**** DATA IN THIS EXERCISE ****

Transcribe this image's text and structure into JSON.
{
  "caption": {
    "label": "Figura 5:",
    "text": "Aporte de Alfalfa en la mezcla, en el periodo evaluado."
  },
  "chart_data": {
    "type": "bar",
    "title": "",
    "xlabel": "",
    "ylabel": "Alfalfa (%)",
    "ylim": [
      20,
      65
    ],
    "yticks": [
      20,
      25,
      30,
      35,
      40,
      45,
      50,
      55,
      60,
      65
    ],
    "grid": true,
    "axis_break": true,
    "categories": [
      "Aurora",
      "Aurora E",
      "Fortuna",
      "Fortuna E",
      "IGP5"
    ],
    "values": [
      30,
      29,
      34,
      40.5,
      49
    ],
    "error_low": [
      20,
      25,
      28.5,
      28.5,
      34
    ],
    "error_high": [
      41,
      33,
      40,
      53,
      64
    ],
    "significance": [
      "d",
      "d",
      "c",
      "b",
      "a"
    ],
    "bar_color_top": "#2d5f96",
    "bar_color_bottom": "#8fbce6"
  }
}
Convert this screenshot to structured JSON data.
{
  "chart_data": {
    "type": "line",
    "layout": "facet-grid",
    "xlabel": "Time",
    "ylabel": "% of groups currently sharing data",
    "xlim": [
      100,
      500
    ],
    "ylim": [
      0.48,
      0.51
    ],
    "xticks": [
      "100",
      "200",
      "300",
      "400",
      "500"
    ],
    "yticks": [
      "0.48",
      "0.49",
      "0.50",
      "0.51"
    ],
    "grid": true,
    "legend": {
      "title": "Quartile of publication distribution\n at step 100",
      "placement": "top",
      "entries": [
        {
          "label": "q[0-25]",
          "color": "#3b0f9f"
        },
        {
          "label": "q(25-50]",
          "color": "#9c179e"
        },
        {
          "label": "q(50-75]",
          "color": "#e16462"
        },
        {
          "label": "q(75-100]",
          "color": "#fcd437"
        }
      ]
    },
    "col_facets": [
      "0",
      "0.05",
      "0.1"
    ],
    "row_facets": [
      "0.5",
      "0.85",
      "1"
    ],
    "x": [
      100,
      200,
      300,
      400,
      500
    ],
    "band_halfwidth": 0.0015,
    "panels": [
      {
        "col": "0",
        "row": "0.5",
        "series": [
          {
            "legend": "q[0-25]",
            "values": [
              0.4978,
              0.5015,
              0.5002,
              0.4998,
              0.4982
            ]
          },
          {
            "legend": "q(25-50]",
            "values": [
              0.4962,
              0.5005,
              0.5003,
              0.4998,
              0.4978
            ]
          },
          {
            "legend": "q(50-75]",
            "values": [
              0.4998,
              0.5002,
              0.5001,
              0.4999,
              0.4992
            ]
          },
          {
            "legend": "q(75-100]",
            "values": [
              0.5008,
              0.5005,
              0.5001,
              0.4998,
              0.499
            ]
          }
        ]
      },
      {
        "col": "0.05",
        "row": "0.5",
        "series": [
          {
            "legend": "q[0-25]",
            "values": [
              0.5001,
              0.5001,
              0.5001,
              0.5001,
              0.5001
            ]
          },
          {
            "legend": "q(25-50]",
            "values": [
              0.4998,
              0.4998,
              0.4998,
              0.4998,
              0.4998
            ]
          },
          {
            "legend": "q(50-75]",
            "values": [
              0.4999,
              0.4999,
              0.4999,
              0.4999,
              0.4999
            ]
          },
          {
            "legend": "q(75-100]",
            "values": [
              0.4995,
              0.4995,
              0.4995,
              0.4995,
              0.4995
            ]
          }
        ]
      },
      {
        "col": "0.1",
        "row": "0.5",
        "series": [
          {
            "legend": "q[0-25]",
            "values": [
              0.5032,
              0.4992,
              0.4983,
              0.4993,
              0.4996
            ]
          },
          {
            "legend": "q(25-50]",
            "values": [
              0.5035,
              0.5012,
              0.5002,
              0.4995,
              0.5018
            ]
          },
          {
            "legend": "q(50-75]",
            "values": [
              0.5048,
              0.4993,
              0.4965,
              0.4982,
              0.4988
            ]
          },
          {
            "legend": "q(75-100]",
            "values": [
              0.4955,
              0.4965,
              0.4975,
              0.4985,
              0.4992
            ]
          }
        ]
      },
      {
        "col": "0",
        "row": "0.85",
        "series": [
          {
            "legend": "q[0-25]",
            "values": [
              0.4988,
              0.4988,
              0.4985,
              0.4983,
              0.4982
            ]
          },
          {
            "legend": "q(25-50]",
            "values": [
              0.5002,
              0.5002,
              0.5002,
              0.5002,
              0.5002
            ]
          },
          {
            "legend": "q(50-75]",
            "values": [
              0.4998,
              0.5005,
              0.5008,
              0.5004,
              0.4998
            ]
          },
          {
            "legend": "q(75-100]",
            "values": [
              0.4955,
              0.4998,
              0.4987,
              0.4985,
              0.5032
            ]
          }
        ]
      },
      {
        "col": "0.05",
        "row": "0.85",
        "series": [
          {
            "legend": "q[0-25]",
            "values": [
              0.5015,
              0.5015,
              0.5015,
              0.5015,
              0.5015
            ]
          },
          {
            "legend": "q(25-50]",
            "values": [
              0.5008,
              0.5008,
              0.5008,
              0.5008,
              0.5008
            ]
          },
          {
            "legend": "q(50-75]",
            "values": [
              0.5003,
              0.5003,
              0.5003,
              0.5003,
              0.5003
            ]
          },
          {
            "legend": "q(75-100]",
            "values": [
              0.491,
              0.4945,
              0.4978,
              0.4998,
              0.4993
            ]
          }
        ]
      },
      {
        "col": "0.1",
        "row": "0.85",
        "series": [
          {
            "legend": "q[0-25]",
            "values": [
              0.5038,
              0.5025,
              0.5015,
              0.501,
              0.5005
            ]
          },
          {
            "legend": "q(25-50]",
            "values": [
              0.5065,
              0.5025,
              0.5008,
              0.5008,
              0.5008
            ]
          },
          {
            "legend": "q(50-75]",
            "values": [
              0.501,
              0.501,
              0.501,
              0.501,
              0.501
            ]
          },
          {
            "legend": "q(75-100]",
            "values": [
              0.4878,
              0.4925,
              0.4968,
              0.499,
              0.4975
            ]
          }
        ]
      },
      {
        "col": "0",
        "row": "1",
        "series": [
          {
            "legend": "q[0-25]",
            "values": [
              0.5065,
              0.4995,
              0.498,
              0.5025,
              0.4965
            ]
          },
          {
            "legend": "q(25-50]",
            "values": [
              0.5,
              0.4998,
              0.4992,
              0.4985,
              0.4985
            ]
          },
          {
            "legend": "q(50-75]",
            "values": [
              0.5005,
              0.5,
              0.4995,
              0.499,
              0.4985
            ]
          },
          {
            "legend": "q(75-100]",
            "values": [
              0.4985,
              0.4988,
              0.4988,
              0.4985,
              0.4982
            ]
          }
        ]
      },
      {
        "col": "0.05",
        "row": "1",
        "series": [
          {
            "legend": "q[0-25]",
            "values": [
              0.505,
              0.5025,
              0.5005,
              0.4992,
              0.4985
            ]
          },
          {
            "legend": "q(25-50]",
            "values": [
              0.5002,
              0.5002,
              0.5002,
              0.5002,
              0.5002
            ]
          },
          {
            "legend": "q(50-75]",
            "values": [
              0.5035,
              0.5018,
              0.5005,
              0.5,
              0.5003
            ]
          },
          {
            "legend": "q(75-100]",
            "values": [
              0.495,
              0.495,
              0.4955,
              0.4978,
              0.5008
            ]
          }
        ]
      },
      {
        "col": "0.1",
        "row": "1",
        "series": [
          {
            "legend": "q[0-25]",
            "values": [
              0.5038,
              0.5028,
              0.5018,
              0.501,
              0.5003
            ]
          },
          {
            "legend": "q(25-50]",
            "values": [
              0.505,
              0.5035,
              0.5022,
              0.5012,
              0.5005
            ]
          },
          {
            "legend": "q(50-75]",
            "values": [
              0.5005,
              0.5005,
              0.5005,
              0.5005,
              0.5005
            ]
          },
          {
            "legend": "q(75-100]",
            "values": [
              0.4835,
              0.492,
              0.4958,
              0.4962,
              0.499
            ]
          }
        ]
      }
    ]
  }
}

****

WHAT YOU HAVE TO DO: Scan the listing above for the word "JSON" and show each line where it is found.

RESULT OF THIS TASK:
Transcribe this image's text and structure into JSON.
Convert this screenshot to structured JSON data.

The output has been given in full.